* _O que fazer_:
[1] No trecho sobre descrição de imagens, o que acompanha cada capítulo de “Conversas do Inconsciente”?
[2] Escreva a continuação do trecho sobre descrição de imagens, começando logo depois da última frase.

Contudo, como já foi dito, isso não se restringe às capas. Se você quiser dar acessibilidade à tua obra, descreva todos os elementos visuais. Em “Conversas do Inconsciente”, o meu diário de sonhos, cada capítulo vem acompanhado de um imagem referente ao sonho que tive naquele determinado dia. E, é claro, há todo um processo para descrevê-las. No sonho datado de 17 de março, por exemplo, temos o seguinte:
#pratodosverem | Descrição da imagem: Fotografia com destaque para a escuridão. No único ponto de luz da imagem, ao centro, vê-se parte de um cachorro preto com pelos brancos no peito. Só é possível enxergar um dos olhos do animal, parte do focinho e a língua para fora. O cão usa uma coleira e parece agressivo.

* _Dados fornecidos_:
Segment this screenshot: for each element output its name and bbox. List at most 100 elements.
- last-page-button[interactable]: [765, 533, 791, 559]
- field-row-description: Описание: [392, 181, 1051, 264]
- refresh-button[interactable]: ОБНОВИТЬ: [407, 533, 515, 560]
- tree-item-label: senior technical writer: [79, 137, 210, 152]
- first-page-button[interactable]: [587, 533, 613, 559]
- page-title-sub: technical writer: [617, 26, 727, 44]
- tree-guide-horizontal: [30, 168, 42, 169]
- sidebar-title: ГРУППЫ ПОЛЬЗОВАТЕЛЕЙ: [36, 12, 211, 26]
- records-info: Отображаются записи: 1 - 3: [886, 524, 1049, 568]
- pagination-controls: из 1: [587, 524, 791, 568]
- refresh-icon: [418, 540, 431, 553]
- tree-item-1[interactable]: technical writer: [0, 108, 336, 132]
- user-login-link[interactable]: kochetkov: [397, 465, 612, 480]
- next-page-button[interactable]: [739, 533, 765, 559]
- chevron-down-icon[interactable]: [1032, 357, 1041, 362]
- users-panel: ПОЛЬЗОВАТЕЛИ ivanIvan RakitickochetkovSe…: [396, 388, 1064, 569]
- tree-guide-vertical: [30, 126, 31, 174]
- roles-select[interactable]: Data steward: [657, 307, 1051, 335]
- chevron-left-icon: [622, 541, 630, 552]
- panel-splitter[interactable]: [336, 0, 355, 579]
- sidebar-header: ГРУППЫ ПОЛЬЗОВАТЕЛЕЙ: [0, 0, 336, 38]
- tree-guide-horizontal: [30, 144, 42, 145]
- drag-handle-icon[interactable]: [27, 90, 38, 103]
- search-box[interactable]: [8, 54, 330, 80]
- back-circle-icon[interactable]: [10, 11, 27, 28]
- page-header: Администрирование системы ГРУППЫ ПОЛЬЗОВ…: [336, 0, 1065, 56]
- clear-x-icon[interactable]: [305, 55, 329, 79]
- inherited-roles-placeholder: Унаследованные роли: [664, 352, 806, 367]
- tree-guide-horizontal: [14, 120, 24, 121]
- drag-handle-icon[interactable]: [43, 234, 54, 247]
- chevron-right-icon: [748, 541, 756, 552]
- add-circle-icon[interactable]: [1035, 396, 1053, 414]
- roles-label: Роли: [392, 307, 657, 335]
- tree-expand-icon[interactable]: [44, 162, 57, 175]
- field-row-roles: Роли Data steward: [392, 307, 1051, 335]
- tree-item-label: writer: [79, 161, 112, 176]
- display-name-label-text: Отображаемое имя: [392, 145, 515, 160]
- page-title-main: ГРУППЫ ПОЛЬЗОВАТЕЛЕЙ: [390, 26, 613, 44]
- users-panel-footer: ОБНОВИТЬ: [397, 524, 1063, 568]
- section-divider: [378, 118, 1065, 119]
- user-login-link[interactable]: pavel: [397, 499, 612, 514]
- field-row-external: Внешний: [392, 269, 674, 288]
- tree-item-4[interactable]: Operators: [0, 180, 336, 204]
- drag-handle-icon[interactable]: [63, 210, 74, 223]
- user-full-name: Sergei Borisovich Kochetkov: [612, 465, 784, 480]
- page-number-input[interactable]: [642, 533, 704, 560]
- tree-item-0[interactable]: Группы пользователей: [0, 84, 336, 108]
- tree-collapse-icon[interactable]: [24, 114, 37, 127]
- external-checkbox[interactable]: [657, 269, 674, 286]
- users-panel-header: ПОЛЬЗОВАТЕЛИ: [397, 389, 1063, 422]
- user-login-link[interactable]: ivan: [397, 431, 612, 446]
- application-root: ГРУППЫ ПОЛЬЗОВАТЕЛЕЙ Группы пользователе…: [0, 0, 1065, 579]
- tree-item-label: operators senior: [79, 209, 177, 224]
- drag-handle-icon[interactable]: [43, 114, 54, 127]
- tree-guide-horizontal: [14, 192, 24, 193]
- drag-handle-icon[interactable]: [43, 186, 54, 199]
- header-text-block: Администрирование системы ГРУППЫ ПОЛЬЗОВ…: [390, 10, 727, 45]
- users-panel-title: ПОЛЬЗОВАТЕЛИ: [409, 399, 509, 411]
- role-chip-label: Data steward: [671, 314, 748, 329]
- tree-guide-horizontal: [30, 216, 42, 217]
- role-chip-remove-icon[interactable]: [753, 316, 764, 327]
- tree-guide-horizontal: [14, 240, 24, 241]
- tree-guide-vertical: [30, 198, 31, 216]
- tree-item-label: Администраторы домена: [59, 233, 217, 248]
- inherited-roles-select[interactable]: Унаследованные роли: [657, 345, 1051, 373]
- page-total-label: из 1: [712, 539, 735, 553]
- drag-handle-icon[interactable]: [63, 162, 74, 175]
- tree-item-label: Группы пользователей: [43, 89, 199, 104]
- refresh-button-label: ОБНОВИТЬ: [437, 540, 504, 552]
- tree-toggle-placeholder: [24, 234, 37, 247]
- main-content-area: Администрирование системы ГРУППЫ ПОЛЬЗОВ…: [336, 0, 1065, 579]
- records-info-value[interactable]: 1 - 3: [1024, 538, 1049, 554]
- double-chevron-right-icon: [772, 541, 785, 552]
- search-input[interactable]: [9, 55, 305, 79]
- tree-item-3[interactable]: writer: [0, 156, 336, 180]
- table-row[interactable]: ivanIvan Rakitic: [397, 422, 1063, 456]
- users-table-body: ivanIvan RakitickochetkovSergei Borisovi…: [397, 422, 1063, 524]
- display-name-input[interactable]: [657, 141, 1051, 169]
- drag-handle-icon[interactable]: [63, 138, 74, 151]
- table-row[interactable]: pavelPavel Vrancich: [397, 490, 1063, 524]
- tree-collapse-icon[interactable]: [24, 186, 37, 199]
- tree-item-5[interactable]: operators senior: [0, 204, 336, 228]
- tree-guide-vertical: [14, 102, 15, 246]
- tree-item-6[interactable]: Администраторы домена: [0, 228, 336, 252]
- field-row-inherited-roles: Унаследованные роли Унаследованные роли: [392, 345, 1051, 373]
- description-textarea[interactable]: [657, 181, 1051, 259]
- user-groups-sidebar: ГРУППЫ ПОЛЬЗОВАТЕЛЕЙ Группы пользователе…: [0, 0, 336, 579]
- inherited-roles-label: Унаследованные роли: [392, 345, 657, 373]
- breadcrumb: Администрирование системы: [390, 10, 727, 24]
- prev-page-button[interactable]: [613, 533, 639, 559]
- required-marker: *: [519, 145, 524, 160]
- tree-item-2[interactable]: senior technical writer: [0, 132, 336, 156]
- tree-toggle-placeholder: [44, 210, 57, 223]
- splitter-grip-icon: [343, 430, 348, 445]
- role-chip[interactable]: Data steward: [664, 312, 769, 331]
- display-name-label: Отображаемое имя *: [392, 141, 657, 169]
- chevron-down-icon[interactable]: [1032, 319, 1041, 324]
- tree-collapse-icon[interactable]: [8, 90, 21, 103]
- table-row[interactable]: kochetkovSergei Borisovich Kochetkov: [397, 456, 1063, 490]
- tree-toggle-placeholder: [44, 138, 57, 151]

* _Respostas_:
[1] Uma imagem referente ao sonho daquele determinado dia.

[2]
Simples e prático, não é? Mas algo que descobri é o fato de a acessibilidade ir muito além da descrição de imagens.
Ao usar o leitor de telas, notei o quanto a tecnologia esbarra em coisas simples como palavras mal redigidas, vírgulas nos lugares errados, termos estrangeiros, falta de pontuação, ausência de travessões, diagramação confusa… Portanto, cuide também da estética do texto. Não faça de “qualquer jeito”. Quando uma pessoas sem deficiência visual lê algo errado, ela pode, por exemplo, apenas ignorar. Por vezes, a nossa mente até faz as correções ao longo da leitura. Contudo, um leitor de telas não consegue fazer isso e, literalmente, estraga a imersão. Quando você escuta o teu texto mal redigido nota os “engasgos”, a pausas, a estranheza. Quer uma dica para resolver isso? Ao terminar uma parte, leia em voz alta. Isso te ajudará a notar esses espinhos e aperfeiçoar os detalhes.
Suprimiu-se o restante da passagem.